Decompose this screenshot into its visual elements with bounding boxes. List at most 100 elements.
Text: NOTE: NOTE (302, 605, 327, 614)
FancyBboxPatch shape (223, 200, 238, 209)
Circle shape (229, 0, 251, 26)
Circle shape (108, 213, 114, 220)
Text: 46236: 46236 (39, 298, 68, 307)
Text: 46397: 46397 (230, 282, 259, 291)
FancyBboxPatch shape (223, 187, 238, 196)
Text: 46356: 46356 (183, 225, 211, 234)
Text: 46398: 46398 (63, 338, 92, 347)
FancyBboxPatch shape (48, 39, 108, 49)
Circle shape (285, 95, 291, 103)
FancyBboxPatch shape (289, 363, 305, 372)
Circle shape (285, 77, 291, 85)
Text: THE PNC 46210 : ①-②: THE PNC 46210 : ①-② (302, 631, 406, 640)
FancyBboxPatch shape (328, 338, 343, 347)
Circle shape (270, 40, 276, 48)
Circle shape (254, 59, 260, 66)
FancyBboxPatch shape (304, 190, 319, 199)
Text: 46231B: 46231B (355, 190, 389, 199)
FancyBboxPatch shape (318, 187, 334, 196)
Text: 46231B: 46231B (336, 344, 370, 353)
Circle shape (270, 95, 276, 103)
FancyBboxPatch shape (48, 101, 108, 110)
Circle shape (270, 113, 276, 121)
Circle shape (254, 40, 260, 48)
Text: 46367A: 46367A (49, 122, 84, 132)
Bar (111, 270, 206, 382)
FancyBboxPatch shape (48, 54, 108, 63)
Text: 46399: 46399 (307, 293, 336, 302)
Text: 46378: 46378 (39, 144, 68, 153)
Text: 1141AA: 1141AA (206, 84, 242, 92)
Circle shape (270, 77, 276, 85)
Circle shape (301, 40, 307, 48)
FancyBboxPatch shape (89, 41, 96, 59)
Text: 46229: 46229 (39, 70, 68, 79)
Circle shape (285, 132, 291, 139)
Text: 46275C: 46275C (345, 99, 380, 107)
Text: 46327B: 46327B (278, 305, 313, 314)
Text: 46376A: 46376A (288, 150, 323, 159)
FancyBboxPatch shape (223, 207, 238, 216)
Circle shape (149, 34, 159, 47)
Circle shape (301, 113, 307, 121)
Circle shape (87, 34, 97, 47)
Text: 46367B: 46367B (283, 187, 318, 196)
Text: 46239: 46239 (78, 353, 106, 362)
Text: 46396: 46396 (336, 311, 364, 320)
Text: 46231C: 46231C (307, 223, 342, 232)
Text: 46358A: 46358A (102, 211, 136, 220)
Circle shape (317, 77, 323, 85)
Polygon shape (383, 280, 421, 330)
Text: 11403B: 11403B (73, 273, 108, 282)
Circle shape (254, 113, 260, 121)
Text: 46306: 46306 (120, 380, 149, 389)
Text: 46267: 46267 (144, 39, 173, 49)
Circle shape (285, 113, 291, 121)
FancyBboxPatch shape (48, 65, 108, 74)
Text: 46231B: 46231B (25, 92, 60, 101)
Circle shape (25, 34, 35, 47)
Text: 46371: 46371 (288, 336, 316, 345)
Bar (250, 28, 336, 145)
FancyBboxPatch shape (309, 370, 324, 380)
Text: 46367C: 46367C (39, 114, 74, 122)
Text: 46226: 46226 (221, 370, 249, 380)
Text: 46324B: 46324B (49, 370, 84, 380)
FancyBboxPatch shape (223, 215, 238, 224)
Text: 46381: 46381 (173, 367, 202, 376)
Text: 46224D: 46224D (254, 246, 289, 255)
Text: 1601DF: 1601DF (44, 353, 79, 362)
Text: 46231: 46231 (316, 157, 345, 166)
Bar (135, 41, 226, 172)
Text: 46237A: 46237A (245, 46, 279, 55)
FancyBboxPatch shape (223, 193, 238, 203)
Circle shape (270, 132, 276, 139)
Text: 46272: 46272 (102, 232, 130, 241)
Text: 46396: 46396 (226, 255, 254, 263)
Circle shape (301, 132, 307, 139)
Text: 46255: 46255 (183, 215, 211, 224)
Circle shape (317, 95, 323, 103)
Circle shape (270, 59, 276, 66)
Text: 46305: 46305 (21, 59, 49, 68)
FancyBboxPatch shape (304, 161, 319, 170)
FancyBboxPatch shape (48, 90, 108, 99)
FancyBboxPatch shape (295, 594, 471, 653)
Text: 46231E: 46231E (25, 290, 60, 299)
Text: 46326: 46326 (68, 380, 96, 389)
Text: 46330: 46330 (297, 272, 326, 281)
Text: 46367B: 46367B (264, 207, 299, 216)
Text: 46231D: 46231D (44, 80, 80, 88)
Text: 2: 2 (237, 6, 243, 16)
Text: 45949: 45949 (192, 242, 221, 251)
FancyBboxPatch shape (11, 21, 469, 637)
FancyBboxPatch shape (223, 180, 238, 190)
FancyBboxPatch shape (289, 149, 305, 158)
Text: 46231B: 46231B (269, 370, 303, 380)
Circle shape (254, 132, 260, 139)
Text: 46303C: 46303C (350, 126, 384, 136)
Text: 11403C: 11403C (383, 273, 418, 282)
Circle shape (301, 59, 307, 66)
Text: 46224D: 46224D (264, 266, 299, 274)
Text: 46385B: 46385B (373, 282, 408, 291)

Task statement:
Copy out the listing above line for line, with no changes.

Reply:
Decompose this screenshot into its visual elements with bounding boxes. List at most 100 elements.
Text: NOTE: NOTE (302, 605, 327, 614)
FancyBboxPatch shape (223, 200, 238, 209)
Circle shape (229, 0, 251, 26)
Circle shape (108, 213, 114, 220)
Text: 46236: 46236 (39, 298, 68, 307)
Text: 46397: 46397 (230, 282, 259, 291)
FancyBboxPatch shape (223, 187, 238, 196)
Text: 46356: 46356 (183, 225, 211, 234)
Text: 46398: 46398 (63, 338, 92, 347)
FancyBboxPatch shape (48, 39, 108, 49)
Circle shape (285, 95, 291, 103)
FancyBboxPatch shape (289, 363, 305, 372)
Circle shape (285, 77, 291, 85)
Text: THE PNC 46210 : ①-②: THE PNC 46210 : ①-② (302, 631, 406, 640)
FancyBboxPatch shape (328, 338, 343, 347)
Circle shape (270, 40, 276, 48)
Circle shape (254, 59, 260, 66)
FancyBboxPatch shape (304, 190, 319, 199)
Text: 46231B: 46231B (355, 190, 389, 199)
FancyBboxPatch shape (318, 187, 334, 196)
Text: 46231B: 46231B (336, 344, 370, 353)
Circle shape (270, 95, 276, 103)
FancyBboxPatch shape (48, 101, 108, 110)
Circle shape (270, 113, 276, 121)
Circle shape (254, 40, 260, 48)
Text: 46367A: 46367A (49, 122, 84, 132)
Bar (111, 270, 206, 382)
FancyBboxPatch shape (48, 54, 108, 63)
Text: 46399: 46399 (307, 293, 336, 302)
Text: 46378: 46378 (39, 144, 68, 153)
Text: 1141AA: 1141AA (206, 84, 242, 92)
Circle shape (270, 77, 276, 85)
Circle shape (301, 40, 307, 48)
FancyBboxPatch shape (89, 41, 96, 59)
Text: 46229: 46229 (39, 70, 68, 79)
Circle shape (285, 132, 291, 139)
Text: 46275C: 46275C (345, 99, 380, 107)
Text: 46327B: 46327B (278, 305, 313, 314)
Text: 46376A: 46376A (288, 150, 323, 159)
FancyBboxPatch shape (223, 207, 238, 216)
Circle shape (149, 34, 159, 47)
Circle shape (301, 113, 307, 121)
Circle shape (87, 34, 97, 47)
Text: 46367B: 46367B (283, 187, 318, 196)
Text: 46239: 46239 (78, 353, 106, 362)
Text: 46396: 46396 (336, 311, 364, 320)
Text: 46231C: 46231C (307, 223, 342, 232)
Text: 46358A: 46358A (102, 211, 136, 220)
Circle shape (317, 77, 323, 85)
Polygon shape (383, 280, 421, 330)
Text: 11403B: 11403B (73, 273, 108, 282)
Circle shape (254, 113, 260, 121)
Text: 46306: 46306 (120, 380, 149, 389)
Text: 46267: 46267 (144, 39, 173, 49)
Circle shape (285, 113, 291, 121)
FancyBboxPatch shape (48, 65, 108, 74)
Text: 46231B: 46231B (25, 92, 60, 101)
Circle shape (25, 34, 35, 47)
Text: 46371: 46371 (288, 336, 316, 345)
Bar (250, 28, 336, 145)
FancyBboxPatch shape (309, 370, 324, 380)
Text: 46367C: 46367C (39, 114, 74, 122)
Text: 46226: 46226 (221, 370, 249, 380)
Text: 46324B: 46324B (49, 370, 84, 380)
FancyBboxPatch shape (223, 215, 238, 224)
Text: 46381: 46381 (173, 367, 202, 376)
Text: 46224D: 46224D (254, 246, 289, 255)
Text: 1601DF: 1601DF (44, 353, 79, 362)
Text: 46231: 46231 (316, 157, 345, 166)
Bar (135, 41, 226, 172)
Text: 46237A: 46237A (245, 46, 279, 55)
FancyBboxPatch shape (223, 193, 238, 203)
Circle shape (270, 132, 276, 139)
Text: 46272: 46272 (102, 232, 130, 241)
Text: 46396: 46396 (226, 255, 254, 263)
Circle shape (301, 132, 307, 139)
Text: 46255: 46255 (183, 215, 211, 224)
Circle shape (317, 95, 323, 103)
Circle shape (270, 59, 276, 66)
Text: 46305: 46305 (21, 59, 49, 68)
FancyBboxPatch shape (304, 161, 319, 170)
FancyBboxPatch shape (48, 90, 108, 99)
FancyBboxPatch shape (295, 594, 471, 653)
Text: 46231E: 46231E (25, 290, 60, 299)
Text: 46326: 46326 (68, 380, 96, 389)
Text: 46330: 46330 (297, 272, 326, 281)
Text: 46367B: 46367B (264, 207, 299, 216)
Text: 46231D: 46231D (44, 80, 80, 88)
Text: 2: 2 (237, 6, 243, 16)
Text: 45949: 45949 (192, 242, 221, 251)
FancyBboxPatch shape (11, 21, 469, 637)
FancyBboxPatch shape (223, 180, 238, 190)
FancyBboxPatch shape (289, 149, 305, 158)
Text: 46231B: 46231B (269, 370, 303, 380)
Circle shape (254, 132, 260, 139)
Text: 46303C: 46303C (350, 126, 384, 136)
Text: 11403C: 11403C (383, 273, 418, 282)
Circle shape (301, 59, 307, 66)
Text: 46224D: 46224D (264, 266, 299, 274)
Text: 46385B: 46385B (373, 282, 408, 291)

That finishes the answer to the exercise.